• [SHORT TASK]:
Some lines in the records below may hold the word "content"; give the number of those lines and nothing else.

• [ENTRIES SHOWN]:
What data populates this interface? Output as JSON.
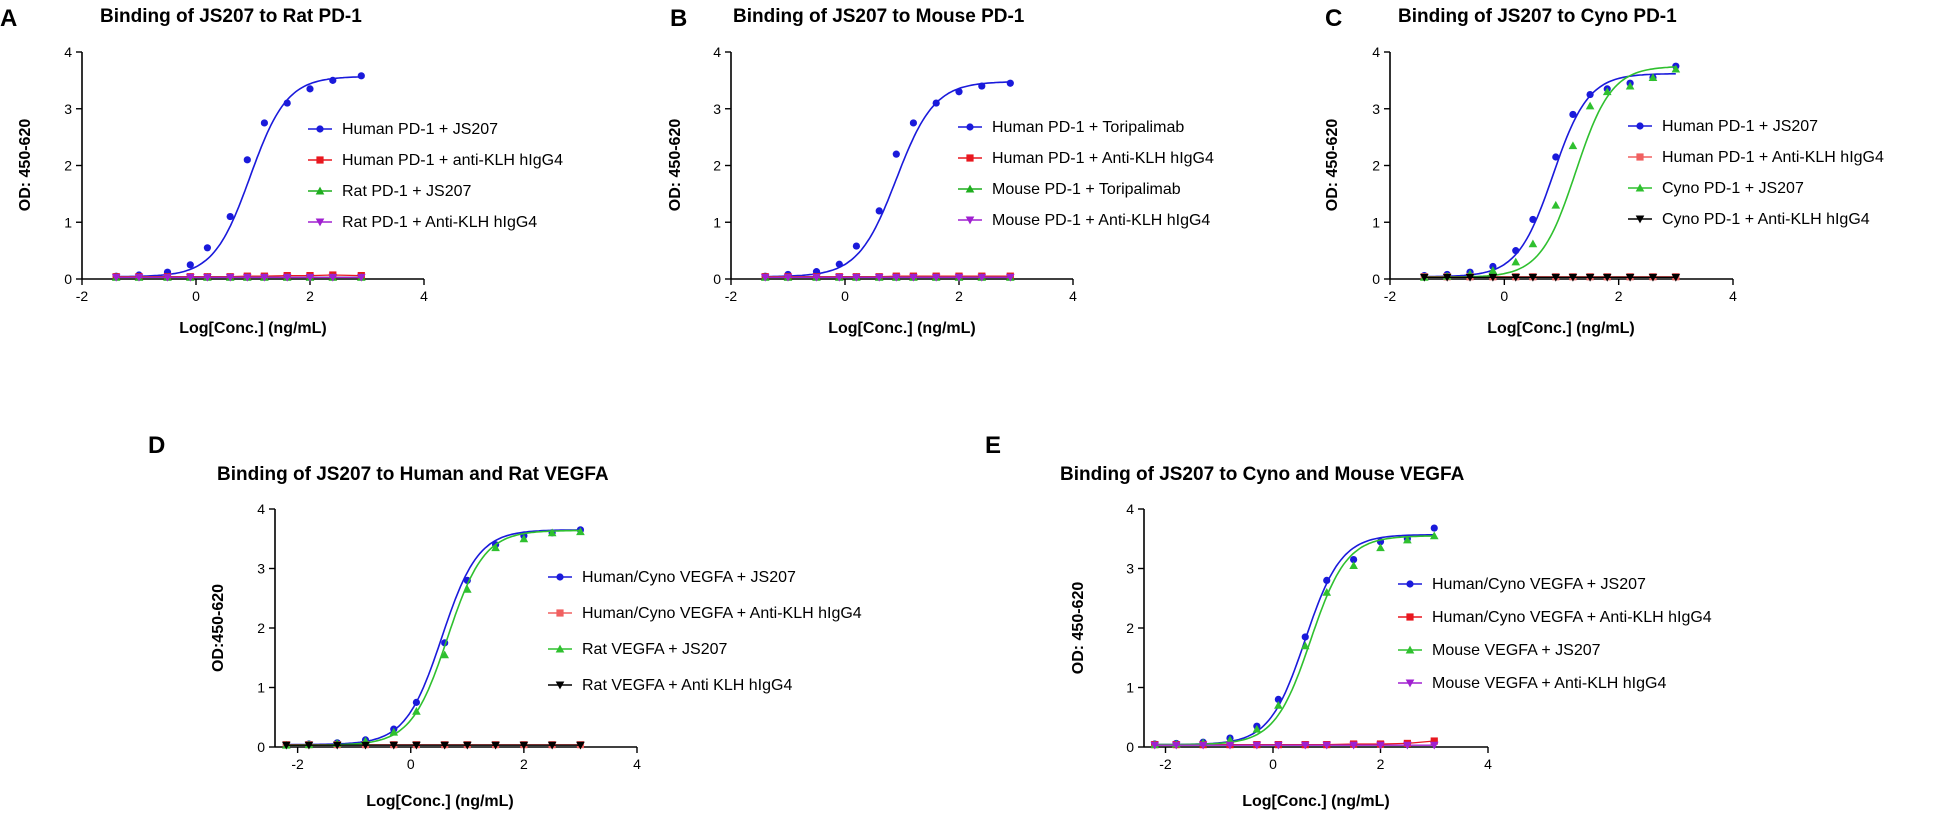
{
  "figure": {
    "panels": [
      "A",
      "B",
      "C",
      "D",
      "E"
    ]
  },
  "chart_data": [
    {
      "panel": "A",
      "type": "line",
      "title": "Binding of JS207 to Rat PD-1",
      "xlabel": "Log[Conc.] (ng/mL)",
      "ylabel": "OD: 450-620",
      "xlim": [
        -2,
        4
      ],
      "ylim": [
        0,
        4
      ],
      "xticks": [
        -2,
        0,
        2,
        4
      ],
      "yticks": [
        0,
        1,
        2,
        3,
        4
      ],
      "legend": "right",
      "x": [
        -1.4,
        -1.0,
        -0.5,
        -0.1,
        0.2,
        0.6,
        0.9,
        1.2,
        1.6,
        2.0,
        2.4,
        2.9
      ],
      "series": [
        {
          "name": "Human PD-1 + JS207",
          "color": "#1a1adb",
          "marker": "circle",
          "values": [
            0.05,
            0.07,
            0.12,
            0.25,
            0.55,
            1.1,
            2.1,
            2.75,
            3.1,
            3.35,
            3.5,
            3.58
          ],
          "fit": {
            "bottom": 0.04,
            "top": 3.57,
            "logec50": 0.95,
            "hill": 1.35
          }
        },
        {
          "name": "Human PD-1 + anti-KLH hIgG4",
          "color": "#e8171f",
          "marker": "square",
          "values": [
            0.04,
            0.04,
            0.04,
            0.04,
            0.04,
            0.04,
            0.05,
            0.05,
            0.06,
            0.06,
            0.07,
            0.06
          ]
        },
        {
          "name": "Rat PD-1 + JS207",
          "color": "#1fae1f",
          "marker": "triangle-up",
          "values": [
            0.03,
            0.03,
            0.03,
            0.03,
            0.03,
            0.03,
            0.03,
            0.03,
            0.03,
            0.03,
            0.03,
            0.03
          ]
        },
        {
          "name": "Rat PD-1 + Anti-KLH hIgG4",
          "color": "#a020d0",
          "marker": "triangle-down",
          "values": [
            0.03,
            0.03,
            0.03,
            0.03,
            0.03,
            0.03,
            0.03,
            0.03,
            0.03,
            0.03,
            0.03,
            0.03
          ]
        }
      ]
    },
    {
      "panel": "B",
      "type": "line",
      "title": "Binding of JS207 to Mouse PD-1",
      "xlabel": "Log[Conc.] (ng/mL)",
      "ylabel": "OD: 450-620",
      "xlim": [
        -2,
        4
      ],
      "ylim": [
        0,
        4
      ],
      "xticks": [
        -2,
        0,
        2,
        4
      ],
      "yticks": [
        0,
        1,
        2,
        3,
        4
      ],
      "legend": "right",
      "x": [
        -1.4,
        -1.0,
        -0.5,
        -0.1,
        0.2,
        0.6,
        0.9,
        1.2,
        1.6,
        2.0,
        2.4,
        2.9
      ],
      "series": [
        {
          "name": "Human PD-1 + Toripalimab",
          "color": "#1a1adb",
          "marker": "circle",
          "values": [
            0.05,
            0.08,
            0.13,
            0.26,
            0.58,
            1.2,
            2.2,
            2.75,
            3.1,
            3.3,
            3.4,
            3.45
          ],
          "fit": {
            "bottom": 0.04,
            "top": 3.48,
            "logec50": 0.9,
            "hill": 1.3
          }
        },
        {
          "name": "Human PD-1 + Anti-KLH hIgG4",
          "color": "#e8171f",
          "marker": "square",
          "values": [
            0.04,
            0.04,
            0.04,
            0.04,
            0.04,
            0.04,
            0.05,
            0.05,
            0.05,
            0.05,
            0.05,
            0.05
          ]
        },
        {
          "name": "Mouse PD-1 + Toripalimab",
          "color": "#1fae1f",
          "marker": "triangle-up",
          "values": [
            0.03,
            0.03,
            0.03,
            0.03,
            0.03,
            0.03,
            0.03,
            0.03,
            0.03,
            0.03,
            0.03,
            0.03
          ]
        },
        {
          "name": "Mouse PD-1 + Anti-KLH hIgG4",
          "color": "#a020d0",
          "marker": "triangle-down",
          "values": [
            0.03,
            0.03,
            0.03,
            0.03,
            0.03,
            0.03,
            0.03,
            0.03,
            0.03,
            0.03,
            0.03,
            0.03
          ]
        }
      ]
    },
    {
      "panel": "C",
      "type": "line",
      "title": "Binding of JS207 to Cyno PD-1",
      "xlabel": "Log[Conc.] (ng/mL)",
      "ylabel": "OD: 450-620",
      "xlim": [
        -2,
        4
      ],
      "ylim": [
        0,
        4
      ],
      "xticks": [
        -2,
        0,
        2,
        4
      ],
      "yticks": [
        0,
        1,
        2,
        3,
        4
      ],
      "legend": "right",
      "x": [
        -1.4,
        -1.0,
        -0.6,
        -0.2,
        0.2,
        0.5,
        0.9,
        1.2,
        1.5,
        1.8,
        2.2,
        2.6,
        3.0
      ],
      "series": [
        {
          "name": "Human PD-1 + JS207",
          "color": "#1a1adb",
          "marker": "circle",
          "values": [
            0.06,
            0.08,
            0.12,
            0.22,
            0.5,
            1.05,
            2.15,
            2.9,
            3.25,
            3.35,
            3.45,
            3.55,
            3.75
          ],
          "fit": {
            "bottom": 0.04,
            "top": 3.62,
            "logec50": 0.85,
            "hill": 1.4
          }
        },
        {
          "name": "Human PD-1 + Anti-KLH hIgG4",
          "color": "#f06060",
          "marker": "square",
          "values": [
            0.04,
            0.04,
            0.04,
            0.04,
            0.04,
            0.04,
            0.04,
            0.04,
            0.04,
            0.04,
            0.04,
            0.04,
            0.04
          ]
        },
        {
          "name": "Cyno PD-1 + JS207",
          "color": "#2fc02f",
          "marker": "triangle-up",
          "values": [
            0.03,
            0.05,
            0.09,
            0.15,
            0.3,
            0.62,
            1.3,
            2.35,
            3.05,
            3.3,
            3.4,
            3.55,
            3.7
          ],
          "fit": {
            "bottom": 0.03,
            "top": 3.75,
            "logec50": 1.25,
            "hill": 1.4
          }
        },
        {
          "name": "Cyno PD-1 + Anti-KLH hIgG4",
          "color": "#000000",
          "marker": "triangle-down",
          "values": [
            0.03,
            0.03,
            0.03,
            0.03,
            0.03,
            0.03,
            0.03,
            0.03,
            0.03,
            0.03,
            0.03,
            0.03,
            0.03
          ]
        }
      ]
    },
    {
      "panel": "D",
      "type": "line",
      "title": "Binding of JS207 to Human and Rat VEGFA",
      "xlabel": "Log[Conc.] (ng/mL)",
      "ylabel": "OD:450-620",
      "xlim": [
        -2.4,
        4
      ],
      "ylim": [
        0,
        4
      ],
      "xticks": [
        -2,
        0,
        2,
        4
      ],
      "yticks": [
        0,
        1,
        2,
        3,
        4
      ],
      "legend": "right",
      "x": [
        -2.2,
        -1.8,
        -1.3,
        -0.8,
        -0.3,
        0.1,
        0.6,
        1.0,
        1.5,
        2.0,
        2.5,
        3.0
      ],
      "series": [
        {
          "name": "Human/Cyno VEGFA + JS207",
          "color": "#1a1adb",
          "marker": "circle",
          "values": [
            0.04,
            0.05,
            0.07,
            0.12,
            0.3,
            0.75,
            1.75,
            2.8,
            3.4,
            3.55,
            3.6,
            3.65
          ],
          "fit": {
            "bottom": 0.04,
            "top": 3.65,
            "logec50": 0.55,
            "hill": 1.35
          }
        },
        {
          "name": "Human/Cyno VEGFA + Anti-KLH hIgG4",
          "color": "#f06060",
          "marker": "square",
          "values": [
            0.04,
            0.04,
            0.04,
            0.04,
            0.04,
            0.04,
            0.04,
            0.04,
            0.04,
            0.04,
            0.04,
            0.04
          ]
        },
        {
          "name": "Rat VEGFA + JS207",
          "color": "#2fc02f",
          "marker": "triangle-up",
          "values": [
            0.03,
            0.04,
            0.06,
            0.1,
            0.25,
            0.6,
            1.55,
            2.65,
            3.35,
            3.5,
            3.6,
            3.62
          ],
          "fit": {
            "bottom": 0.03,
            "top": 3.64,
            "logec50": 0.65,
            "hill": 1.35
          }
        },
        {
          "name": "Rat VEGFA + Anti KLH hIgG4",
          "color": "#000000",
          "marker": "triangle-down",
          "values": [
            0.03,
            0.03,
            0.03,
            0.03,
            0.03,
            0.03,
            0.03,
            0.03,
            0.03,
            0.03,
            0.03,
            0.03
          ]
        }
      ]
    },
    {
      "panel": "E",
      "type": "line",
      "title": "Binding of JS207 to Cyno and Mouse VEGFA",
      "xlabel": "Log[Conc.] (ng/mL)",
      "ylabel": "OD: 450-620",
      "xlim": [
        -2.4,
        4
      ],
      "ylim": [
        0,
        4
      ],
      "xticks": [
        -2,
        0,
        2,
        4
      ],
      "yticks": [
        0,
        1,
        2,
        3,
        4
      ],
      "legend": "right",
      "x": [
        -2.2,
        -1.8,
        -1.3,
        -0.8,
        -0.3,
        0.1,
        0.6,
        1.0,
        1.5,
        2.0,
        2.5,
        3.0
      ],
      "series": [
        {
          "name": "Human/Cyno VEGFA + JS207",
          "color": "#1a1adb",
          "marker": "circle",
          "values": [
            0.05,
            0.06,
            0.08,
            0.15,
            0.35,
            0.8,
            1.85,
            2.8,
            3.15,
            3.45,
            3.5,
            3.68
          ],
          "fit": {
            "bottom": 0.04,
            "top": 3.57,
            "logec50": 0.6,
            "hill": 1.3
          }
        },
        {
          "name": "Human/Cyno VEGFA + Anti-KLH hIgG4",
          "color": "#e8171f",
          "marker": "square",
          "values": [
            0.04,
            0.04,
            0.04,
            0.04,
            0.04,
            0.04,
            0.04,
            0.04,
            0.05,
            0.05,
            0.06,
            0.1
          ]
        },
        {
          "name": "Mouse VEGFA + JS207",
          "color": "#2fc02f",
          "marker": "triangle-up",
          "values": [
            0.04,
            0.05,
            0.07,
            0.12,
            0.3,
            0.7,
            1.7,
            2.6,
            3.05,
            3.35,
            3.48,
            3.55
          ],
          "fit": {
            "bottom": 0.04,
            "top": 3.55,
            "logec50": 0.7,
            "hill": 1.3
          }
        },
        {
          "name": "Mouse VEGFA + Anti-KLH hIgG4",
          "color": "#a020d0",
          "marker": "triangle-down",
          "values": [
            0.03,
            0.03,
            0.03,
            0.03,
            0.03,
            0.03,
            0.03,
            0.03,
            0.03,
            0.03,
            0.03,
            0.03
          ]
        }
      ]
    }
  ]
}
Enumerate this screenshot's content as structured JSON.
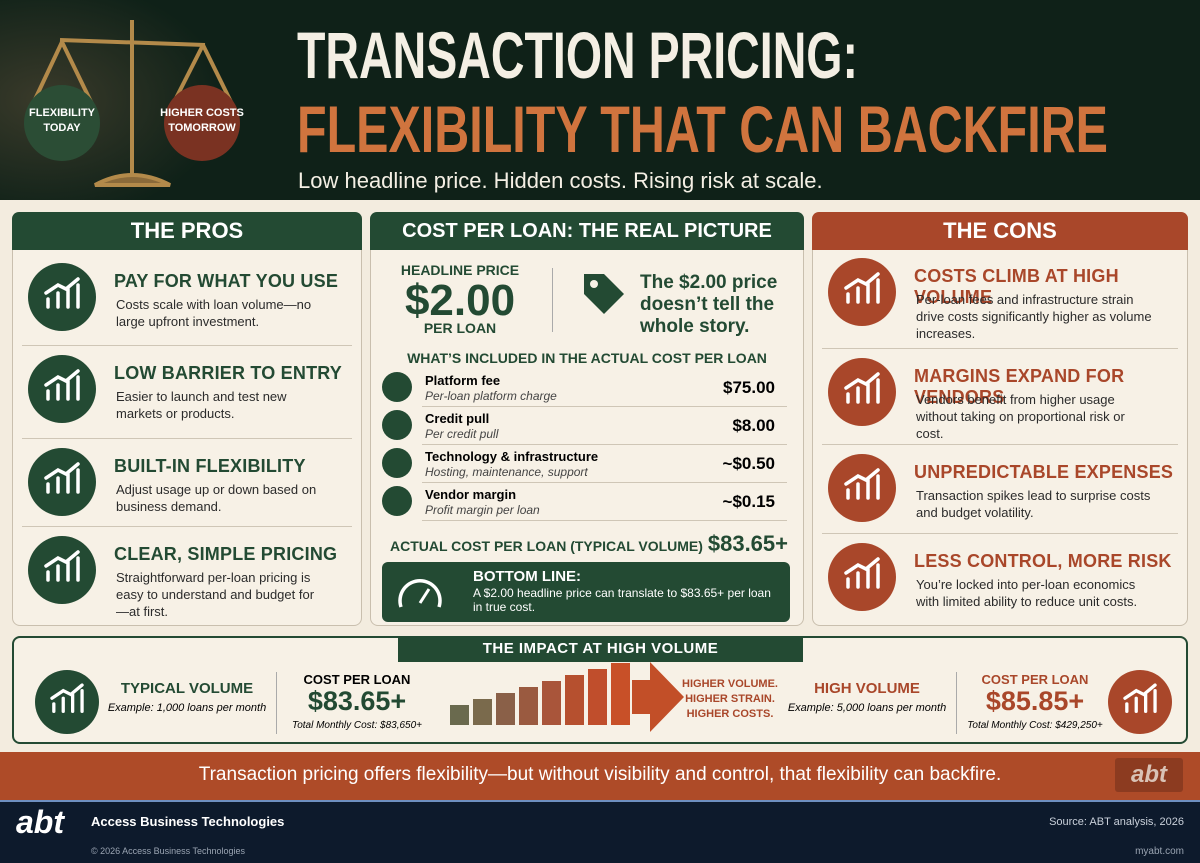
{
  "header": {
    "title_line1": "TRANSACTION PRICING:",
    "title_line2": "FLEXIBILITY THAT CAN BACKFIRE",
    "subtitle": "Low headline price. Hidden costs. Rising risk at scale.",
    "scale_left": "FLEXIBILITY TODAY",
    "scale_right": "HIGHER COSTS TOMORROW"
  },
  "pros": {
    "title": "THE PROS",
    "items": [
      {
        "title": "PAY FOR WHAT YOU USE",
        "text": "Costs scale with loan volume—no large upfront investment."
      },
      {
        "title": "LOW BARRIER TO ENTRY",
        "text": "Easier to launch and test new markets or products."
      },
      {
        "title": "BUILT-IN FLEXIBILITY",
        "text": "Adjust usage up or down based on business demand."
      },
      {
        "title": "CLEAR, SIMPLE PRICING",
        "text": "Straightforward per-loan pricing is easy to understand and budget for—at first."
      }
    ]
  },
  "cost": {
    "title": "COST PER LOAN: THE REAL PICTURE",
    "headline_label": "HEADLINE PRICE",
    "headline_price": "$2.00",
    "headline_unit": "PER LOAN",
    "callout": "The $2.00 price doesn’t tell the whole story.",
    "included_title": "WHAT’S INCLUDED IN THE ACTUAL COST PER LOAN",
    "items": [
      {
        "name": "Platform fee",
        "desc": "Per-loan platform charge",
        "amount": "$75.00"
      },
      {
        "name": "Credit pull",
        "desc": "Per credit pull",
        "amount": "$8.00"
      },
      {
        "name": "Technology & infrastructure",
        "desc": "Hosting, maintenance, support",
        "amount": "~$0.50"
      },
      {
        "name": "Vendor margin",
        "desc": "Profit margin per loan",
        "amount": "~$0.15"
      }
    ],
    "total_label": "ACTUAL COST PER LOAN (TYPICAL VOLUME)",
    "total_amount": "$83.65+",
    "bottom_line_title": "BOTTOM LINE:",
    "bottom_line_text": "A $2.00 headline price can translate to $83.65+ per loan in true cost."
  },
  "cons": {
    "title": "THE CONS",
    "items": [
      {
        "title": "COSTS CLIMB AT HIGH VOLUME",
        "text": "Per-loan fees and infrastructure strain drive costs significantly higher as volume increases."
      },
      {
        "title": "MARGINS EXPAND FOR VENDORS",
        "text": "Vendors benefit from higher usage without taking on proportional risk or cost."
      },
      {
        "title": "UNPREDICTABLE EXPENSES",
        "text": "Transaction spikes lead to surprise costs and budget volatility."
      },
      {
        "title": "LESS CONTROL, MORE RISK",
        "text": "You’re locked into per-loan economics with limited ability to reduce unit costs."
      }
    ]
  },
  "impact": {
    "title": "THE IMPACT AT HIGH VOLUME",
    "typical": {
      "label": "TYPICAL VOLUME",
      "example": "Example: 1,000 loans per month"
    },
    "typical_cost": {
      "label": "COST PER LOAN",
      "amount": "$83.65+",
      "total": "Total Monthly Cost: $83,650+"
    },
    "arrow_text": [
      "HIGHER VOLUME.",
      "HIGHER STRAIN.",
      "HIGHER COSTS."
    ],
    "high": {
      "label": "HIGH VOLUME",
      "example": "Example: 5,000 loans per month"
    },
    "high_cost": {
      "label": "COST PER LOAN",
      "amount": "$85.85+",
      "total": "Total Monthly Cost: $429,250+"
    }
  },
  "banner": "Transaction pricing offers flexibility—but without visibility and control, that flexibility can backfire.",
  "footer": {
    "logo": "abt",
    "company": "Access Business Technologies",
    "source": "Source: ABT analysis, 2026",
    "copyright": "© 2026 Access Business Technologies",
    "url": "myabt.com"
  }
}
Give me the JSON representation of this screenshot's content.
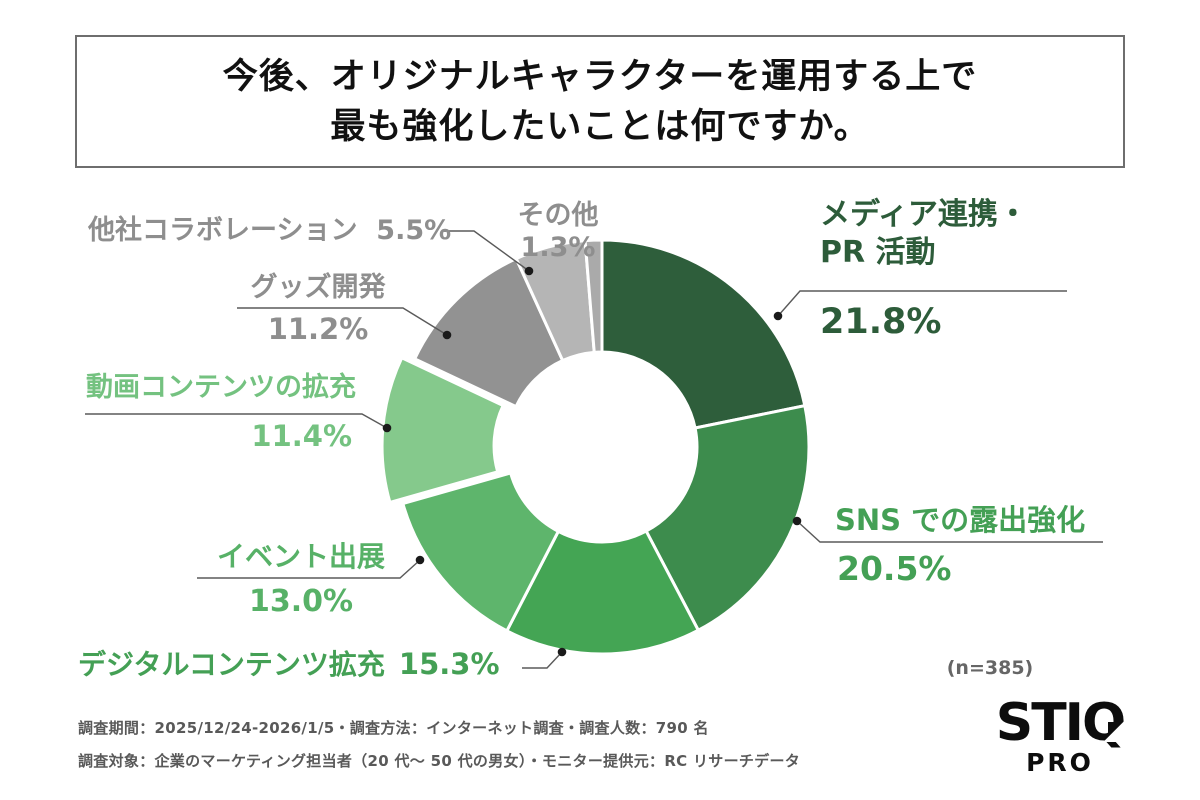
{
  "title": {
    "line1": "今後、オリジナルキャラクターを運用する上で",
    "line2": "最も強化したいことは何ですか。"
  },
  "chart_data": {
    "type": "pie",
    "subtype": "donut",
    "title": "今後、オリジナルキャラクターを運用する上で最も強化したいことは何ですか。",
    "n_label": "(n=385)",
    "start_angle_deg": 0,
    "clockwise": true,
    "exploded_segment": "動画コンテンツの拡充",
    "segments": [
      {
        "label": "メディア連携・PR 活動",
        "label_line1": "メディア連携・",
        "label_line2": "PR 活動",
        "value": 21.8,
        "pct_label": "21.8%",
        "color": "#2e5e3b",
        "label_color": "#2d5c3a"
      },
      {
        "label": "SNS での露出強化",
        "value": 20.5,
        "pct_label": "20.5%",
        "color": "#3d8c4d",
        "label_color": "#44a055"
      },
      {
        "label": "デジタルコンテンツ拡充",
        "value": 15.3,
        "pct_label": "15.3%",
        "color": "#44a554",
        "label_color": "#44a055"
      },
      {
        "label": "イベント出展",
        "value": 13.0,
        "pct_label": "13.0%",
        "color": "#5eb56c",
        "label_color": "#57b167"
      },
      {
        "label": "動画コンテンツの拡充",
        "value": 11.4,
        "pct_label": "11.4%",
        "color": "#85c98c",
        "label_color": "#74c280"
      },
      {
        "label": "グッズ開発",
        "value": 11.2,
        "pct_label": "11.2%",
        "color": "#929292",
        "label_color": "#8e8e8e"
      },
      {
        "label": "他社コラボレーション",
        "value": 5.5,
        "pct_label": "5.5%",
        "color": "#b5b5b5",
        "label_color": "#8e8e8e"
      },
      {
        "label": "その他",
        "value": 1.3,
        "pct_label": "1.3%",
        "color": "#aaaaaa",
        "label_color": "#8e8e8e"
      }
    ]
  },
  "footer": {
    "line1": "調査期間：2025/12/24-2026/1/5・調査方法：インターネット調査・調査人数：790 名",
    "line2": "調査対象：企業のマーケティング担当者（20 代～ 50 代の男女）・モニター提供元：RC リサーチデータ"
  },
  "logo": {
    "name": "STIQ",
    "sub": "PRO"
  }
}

• [RESPONSE BELOW]:
2